Records from a data source:

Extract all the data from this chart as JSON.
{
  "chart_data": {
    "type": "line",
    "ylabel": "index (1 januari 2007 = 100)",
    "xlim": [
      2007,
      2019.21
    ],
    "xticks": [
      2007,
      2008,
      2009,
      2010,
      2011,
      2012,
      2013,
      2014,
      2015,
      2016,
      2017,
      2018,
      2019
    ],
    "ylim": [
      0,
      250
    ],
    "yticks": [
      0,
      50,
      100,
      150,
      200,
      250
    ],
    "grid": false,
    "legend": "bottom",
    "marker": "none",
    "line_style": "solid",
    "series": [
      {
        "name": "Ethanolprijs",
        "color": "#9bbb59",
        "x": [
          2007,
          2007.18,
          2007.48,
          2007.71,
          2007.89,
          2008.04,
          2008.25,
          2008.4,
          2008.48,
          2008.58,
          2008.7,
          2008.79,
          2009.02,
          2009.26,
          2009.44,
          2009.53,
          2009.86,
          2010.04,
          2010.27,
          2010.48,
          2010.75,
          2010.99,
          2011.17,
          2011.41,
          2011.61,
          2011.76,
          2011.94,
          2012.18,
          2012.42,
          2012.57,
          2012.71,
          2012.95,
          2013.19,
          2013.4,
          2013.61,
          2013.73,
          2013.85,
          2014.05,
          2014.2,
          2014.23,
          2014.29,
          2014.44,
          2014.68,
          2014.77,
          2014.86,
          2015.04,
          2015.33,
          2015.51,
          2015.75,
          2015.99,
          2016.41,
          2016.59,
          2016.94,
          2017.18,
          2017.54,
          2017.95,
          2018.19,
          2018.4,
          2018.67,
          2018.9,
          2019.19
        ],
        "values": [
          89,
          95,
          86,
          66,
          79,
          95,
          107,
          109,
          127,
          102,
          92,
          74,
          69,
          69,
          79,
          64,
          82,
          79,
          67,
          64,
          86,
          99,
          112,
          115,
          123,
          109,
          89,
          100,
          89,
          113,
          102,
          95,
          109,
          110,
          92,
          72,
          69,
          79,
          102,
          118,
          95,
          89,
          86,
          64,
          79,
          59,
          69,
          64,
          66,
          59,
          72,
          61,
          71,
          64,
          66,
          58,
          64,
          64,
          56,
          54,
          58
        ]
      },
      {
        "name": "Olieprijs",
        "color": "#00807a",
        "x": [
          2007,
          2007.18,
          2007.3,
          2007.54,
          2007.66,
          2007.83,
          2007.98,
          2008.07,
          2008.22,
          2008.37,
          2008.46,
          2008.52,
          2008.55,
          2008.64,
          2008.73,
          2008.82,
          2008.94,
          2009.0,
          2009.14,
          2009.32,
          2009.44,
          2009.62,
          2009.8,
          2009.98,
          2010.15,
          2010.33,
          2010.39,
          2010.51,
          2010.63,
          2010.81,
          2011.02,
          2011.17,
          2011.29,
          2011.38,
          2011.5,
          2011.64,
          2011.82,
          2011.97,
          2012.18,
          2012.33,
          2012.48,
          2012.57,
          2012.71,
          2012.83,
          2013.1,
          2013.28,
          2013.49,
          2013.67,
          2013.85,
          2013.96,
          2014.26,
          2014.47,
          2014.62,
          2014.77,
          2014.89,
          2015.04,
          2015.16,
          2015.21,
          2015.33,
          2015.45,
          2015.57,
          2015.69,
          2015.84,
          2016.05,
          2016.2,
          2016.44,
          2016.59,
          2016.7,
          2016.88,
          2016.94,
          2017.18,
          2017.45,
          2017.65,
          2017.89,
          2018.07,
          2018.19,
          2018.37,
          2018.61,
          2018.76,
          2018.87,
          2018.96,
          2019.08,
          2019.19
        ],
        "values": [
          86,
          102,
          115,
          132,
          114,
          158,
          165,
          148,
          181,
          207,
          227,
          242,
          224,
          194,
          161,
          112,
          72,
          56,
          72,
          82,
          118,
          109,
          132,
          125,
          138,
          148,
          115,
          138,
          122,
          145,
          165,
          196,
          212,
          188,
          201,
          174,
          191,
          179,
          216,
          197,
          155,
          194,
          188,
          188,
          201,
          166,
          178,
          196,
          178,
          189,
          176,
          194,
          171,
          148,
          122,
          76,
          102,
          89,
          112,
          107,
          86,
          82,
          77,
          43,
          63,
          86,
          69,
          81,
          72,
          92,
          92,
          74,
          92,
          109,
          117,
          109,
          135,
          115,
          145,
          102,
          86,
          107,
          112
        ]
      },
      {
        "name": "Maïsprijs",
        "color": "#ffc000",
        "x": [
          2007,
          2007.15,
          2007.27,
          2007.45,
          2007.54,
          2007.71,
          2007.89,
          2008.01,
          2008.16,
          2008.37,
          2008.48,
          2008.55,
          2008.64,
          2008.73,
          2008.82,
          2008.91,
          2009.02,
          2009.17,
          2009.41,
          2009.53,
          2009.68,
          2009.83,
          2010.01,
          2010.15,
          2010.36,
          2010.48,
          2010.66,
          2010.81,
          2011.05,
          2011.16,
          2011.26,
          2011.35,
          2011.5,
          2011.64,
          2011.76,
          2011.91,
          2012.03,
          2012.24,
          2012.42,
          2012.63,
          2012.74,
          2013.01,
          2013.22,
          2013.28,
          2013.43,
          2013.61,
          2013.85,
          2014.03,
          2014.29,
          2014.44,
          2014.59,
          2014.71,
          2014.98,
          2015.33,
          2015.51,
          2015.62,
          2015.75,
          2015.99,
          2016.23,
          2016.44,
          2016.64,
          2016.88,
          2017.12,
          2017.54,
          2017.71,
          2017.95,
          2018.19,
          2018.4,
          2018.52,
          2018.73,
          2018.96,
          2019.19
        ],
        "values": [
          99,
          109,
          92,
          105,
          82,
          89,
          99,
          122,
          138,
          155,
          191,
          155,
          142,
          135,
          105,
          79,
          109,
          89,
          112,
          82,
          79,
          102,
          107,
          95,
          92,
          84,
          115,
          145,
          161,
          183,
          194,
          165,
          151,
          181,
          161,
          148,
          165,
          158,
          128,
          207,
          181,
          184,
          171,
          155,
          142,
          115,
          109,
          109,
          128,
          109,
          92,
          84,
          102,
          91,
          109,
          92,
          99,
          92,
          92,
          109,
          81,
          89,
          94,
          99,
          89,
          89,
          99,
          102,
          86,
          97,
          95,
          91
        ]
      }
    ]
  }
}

■ WHAT NEEDS TO BE DONE
From the entries above, list each line with "color" in it.

■ SOLUTION
        "color": "#9bbb59",
        "color": "#00807a",
        "color": "#ffc000",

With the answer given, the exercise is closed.